══ Records shown

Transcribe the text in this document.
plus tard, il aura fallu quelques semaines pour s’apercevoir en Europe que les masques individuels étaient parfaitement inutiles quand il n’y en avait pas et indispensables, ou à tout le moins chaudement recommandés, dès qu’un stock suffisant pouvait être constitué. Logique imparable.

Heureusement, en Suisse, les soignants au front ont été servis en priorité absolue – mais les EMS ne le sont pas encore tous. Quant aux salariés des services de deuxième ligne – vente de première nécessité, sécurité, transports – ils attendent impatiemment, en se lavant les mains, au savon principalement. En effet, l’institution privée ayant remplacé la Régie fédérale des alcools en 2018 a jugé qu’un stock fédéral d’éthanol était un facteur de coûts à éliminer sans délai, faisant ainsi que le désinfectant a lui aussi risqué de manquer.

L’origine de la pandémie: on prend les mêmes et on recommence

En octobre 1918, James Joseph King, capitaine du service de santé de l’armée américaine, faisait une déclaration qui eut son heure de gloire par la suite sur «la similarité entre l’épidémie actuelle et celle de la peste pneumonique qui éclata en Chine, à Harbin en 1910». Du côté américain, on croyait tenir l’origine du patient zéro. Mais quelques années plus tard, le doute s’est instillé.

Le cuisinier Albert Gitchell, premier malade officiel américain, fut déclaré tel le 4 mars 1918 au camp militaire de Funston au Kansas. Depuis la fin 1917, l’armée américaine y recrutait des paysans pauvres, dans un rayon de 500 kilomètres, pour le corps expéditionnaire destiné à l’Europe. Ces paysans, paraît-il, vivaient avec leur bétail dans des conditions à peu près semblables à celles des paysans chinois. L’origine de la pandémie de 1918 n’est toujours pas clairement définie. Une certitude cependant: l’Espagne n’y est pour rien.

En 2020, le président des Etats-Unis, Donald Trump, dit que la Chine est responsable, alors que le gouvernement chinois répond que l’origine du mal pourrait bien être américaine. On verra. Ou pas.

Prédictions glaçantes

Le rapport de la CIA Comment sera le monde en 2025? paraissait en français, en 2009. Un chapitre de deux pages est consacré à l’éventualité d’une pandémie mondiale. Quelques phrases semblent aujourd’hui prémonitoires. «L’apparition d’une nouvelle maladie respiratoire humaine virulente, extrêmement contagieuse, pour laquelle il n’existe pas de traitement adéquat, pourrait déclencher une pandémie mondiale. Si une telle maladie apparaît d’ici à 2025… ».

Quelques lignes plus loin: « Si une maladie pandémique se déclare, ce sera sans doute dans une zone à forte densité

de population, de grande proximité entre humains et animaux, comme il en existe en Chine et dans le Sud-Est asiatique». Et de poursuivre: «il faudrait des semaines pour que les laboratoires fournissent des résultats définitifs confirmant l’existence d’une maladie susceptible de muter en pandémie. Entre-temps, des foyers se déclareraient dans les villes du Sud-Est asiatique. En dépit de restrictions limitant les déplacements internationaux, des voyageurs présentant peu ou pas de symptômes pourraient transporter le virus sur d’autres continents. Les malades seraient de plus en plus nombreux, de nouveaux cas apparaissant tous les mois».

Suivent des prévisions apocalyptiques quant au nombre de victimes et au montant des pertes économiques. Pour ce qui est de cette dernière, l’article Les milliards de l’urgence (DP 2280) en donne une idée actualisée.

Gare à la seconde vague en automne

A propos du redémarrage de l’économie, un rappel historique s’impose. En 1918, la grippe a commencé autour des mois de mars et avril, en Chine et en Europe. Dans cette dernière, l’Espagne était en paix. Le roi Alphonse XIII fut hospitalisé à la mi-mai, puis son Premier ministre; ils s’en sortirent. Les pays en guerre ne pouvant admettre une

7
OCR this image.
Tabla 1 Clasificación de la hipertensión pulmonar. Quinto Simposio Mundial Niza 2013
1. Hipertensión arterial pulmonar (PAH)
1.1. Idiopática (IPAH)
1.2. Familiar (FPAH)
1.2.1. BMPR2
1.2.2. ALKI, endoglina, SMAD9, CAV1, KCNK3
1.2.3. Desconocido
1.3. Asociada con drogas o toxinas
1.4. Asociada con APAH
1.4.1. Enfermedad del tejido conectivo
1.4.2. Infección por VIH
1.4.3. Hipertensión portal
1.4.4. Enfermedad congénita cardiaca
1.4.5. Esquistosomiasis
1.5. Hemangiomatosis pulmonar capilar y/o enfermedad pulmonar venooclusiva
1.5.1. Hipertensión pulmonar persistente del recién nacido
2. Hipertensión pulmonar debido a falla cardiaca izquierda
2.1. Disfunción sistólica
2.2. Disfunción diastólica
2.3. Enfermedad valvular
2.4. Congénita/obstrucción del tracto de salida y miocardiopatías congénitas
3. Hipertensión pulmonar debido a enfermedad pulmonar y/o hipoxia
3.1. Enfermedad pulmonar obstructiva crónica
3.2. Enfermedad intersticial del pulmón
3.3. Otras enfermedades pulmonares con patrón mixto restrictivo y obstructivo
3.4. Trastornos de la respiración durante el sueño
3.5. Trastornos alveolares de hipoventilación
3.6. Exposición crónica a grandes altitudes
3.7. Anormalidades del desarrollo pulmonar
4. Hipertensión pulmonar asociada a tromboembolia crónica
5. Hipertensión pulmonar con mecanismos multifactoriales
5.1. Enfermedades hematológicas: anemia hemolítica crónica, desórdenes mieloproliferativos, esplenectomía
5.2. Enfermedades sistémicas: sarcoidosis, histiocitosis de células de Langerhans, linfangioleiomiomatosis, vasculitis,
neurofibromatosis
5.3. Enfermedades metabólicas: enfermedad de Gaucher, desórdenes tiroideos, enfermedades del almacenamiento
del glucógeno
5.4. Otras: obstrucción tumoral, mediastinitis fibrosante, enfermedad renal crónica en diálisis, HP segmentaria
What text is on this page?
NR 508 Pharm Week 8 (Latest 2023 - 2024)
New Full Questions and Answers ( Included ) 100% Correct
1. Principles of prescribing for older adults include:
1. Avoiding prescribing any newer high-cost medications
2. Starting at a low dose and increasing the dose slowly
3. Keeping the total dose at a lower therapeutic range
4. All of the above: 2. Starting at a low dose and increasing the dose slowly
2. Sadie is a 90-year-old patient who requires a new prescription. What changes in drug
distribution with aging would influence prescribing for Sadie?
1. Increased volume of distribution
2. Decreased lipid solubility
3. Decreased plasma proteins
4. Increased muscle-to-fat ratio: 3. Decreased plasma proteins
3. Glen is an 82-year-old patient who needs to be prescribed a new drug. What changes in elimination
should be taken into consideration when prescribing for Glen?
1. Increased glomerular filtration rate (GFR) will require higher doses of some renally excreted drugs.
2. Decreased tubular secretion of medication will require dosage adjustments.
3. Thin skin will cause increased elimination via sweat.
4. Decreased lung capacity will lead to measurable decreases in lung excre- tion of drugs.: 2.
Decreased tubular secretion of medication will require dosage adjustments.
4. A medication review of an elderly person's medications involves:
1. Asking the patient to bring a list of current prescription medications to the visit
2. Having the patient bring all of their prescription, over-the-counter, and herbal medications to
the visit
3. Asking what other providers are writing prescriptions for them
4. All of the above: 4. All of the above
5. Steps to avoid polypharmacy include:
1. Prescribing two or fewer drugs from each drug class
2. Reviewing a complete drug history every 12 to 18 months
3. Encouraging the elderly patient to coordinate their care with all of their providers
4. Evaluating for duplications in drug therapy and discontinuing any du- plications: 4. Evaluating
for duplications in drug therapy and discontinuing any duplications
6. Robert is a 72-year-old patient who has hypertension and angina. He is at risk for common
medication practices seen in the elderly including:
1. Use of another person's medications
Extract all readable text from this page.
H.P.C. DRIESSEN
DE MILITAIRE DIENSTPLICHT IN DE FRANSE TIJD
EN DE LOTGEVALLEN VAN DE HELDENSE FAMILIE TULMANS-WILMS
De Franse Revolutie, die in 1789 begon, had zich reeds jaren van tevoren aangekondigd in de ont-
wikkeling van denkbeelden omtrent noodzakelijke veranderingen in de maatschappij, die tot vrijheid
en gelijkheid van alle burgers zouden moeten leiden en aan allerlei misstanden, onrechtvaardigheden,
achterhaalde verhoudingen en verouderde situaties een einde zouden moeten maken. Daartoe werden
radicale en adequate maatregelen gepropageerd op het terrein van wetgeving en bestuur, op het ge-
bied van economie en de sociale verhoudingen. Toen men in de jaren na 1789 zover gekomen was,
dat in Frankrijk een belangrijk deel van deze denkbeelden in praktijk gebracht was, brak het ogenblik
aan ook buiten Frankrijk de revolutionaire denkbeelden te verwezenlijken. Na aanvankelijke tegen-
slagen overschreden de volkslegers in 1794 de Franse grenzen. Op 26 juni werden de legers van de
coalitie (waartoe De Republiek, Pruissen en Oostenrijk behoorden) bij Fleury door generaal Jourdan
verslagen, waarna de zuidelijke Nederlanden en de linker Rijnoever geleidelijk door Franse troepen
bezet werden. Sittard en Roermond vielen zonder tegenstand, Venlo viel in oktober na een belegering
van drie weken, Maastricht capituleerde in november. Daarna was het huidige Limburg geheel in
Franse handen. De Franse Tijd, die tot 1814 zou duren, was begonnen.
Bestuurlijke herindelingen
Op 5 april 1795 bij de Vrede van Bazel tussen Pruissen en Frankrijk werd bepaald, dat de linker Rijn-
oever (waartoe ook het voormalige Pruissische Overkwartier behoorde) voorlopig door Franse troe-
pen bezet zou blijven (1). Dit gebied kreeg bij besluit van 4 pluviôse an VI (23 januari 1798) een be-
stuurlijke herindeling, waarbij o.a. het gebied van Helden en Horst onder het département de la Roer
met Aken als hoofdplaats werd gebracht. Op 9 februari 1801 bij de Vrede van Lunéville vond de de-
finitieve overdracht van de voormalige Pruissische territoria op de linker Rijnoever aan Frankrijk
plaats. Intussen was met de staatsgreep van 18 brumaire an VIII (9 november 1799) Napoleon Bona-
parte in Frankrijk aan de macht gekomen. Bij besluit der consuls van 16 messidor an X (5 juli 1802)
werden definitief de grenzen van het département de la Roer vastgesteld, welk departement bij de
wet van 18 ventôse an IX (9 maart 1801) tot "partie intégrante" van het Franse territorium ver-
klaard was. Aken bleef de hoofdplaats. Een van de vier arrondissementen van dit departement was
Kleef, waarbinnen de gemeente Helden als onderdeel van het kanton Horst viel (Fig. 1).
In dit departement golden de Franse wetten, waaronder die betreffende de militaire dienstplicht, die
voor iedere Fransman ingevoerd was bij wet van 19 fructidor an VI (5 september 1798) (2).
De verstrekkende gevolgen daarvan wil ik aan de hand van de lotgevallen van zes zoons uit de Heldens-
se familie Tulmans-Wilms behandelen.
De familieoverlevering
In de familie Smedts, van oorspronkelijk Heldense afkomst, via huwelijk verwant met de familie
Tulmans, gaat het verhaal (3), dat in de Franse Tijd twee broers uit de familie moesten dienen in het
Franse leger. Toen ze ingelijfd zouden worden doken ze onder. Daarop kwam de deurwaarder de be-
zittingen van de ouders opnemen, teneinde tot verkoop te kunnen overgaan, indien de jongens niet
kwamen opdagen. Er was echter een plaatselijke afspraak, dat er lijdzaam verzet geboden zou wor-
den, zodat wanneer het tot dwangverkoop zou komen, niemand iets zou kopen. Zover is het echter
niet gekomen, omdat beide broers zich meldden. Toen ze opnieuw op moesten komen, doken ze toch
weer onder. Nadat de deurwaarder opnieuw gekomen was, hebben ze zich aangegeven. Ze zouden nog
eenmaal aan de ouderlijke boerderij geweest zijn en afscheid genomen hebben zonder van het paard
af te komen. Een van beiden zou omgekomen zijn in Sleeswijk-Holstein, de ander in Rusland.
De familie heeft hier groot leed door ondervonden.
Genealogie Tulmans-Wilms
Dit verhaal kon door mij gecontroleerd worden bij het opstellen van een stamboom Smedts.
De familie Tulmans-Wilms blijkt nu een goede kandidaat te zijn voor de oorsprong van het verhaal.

════

# Task prompt:
Take each line of the material that contains the word "door" and list it.

# Result of the task:
coalitie (waartoe De Republiek, Pruissen en Oostenrijk behoorden) bij Fleury door generaal Jourdan
verslagen, waarna de zuidelijke Nederlanden en de linker Rijnoever geleidelijk door Franse troepen
oever (waartoe ook het voormalige Pruissische Overkwartier behoorde) voorlopig door Franse troe-
De familie heeft hier groot leed door ondervonden.
Dit verhaal kon door mij gecontroleerd worden bij het opstellen van een stamboom Smedts.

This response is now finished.